• **YOUR INSTRUCTIONS**: Take the line that contains "Convert this document image to plain text." and every line after it in the material below, and quote them exactly.

• **DATA PROVIDED**:
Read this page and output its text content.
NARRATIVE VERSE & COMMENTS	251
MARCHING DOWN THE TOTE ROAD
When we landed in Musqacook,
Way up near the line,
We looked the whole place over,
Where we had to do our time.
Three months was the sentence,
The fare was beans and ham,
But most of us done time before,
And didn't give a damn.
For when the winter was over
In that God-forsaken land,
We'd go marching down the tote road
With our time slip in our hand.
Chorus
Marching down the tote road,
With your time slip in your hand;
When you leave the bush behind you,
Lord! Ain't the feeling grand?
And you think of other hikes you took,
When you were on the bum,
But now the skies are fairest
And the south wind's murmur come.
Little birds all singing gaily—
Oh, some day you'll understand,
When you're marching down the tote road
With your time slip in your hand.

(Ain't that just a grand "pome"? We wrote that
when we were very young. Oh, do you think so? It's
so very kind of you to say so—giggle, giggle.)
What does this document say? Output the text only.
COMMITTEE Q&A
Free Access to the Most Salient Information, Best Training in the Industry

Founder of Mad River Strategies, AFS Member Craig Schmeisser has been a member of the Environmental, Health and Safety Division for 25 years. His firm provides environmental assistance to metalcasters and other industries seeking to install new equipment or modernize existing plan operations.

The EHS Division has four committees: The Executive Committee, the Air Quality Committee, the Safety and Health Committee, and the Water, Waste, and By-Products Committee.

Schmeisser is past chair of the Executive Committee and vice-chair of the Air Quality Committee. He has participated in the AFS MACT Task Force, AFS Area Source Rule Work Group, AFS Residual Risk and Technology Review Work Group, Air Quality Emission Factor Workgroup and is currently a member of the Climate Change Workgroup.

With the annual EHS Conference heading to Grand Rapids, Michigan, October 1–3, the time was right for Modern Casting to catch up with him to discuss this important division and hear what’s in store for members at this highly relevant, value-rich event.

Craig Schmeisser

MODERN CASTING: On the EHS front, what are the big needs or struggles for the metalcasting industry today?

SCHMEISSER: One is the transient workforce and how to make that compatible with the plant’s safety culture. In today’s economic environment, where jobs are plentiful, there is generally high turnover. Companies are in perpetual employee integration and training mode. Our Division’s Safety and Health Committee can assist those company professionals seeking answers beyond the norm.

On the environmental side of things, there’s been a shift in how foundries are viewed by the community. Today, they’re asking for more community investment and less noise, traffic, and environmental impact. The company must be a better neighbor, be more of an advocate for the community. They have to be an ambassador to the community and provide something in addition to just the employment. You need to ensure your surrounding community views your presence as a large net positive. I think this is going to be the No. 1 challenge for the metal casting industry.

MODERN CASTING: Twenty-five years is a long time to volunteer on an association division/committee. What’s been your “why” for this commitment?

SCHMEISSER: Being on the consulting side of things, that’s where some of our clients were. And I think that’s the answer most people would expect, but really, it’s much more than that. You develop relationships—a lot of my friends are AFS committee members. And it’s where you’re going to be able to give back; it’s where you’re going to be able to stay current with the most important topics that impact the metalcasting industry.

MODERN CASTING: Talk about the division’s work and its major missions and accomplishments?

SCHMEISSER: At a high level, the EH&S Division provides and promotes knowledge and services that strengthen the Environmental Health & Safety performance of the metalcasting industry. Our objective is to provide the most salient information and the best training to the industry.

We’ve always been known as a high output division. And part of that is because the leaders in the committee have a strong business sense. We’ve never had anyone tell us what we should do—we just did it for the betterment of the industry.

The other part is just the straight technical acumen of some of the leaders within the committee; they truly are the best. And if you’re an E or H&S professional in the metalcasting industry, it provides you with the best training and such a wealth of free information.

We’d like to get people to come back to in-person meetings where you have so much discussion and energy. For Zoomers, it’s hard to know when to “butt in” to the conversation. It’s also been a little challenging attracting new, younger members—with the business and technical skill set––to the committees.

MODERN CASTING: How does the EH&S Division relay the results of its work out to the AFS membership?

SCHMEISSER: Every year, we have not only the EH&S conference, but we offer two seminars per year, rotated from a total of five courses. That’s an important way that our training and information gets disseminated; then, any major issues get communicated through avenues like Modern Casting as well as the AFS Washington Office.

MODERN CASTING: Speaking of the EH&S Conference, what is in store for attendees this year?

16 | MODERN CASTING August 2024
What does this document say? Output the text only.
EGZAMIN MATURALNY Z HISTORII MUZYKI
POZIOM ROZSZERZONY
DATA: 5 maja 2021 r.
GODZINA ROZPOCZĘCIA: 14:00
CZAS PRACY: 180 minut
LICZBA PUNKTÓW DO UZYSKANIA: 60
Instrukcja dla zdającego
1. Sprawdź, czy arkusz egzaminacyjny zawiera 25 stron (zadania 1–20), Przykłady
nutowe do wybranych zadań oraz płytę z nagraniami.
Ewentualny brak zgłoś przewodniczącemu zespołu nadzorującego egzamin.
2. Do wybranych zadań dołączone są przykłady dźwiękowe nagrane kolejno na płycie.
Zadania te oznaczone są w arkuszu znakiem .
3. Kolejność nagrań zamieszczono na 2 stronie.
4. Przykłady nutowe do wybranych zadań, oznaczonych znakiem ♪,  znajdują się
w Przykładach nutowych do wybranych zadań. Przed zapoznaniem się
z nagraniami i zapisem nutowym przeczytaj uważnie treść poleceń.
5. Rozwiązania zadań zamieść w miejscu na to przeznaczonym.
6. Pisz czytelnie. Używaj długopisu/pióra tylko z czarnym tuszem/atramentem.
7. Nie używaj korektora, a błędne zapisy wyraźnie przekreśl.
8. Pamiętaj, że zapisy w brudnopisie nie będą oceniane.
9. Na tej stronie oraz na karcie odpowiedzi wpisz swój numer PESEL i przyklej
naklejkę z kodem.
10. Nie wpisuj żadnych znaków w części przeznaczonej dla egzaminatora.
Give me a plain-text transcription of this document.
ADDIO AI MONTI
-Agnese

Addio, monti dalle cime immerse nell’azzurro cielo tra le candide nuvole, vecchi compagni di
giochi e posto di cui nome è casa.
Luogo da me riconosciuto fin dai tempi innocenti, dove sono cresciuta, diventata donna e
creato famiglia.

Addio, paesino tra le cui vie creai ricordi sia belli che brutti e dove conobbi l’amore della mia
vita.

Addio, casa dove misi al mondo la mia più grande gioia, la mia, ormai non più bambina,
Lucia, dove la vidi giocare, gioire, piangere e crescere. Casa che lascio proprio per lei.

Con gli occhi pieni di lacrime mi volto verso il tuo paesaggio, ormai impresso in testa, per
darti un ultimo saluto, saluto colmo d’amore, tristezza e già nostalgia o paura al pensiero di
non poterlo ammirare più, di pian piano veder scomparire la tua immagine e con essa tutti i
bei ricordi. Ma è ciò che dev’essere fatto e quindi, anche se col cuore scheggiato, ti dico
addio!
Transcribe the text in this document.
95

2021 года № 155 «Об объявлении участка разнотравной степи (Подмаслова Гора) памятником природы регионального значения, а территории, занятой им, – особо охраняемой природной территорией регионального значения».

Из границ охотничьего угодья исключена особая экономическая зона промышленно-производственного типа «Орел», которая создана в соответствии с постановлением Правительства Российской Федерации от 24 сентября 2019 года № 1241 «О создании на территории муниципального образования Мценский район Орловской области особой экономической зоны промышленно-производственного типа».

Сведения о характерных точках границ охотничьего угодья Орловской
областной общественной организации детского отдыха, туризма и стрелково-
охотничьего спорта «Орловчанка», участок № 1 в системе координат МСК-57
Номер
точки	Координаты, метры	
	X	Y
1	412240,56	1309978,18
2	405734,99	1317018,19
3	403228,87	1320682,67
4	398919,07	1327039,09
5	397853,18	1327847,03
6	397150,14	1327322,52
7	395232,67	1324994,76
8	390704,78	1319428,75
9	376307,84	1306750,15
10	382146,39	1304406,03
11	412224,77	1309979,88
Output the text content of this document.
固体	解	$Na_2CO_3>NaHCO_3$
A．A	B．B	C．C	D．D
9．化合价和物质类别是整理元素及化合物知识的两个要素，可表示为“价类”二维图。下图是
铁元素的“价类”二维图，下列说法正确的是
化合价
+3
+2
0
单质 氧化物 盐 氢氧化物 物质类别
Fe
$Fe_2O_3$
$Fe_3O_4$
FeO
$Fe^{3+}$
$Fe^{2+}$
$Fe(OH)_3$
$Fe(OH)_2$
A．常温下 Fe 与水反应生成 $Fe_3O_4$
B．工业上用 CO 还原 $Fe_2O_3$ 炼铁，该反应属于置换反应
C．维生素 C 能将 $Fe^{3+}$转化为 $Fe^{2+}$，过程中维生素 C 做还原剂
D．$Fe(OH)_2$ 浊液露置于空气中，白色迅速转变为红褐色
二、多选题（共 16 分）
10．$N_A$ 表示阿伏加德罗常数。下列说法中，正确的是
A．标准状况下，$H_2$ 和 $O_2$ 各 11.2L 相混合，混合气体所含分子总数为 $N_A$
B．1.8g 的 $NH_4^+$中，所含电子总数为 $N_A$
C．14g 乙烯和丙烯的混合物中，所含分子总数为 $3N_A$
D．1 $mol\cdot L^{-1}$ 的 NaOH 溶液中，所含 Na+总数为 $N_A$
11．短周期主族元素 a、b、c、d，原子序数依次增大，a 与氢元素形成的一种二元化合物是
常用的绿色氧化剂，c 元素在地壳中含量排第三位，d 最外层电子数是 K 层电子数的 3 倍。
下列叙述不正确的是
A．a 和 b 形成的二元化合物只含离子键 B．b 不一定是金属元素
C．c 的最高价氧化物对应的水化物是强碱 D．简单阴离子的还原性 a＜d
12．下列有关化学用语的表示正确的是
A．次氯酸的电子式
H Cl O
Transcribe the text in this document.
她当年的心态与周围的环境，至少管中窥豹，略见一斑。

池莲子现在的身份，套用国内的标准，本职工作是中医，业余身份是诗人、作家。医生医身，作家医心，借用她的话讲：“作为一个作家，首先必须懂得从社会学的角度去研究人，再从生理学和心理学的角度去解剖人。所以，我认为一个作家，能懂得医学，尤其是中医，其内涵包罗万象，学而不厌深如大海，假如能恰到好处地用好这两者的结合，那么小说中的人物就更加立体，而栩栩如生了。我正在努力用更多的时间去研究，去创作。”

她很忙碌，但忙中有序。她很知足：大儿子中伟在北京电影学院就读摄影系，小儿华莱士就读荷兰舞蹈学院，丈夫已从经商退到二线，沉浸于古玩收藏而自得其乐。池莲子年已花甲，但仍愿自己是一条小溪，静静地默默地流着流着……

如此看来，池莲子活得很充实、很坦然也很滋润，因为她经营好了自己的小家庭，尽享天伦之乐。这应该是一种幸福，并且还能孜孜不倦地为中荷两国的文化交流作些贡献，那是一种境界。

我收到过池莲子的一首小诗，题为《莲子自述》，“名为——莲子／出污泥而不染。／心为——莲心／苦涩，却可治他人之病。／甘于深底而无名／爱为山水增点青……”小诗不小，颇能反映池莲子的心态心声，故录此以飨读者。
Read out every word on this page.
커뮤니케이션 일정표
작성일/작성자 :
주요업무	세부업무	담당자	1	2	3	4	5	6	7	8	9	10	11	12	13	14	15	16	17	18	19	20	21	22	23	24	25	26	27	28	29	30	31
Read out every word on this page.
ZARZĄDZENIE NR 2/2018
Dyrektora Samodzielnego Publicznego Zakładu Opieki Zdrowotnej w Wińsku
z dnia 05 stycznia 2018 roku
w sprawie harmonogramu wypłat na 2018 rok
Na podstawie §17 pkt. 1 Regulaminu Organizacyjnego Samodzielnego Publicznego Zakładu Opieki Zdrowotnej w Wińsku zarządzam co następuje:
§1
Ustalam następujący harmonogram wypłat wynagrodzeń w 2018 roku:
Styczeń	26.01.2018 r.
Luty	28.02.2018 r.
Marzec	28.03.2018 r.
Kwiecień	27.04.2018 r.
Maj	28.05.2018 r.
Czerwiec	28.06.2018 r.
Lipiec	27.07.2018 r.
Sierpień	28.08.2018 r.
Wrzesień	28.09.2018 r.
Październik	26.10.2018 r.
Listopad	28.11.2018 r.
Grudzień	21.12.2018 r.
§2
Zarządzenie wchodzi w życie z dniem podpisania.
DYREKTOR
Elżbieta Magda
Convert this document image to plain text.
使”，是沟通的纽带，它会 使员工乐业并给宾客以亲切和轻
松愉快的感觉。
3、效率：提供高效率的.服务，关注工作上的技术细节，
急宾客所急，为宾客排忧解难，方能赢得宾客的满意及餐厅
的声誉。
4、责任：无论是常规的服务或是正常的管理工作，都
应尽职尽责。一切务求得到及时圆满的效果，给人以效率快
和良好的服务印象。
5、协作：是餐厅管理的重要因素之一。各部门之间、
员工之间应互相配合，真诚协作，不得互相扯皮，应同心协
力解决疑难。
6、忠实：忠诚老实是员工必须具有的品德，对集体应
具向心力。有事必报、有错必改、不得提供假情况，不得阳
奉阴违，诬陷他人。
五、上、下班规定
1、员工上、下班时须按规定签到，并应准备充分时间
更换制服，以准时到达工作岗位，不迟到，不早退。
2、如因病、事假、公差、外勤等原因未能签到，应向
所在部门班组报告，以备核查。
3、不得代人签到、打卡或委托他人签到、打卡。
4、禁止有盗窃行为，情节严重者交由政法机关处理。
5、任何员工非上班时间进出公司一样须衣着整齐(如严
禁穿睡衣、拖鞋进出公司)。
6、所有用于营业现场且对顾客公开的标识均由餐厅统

• **OUTPUT FOR THIS EXERCISE**:
Convert this document image to plain text.
使”，是沟通的纽带，它会 使员工乐业并给宾客以亲切和轻
松愉快的感觉。
3、效率：提供高效率的.服务，关注工作上的技术细节，
急宾客所急，为宾客排忧解难，方能赢得宾客的满意及餐厅
的声誉。
4、责任：无论是常规的服务或是正常的管理工作，都
应尽职尽责。一切务求得到及时圆满的效果，给人以效率快
和良好的服务印象。
5、协作：是餐厅管理的重要因素之一。各部门之间、
员工之间应互相配合，真诚协作，不得互相扯皮，应同心协
力解决疑难。
6、忠实：忠诚老实是员工必须具有的品德，对集体应
具向心力。有事必报、有错必改、不得提供假情况，不得阳
奉阴违，诬陷他人。
五、上、下班规定
1、员工上、下班时须按规定签到，并应准备充分时间
更换制服，以准时到达工作岗位，不迟到，不早退。
2、如因病、事假、公差、外勤等原因未能签到，应向
所在部门班组报告，以备核查。
3、不得代人签到、打卡或委托他人签到、打卡。
4、禁止有盗窃行为，情节严重者交由政法机关处理。
5、任何员工非上班时间进出公司一样须衣着整齐(如严
禁穿睡衣、拖鞋进出公司)。
6、所有用于营业现场且对顾客公开的标识均由餐厅统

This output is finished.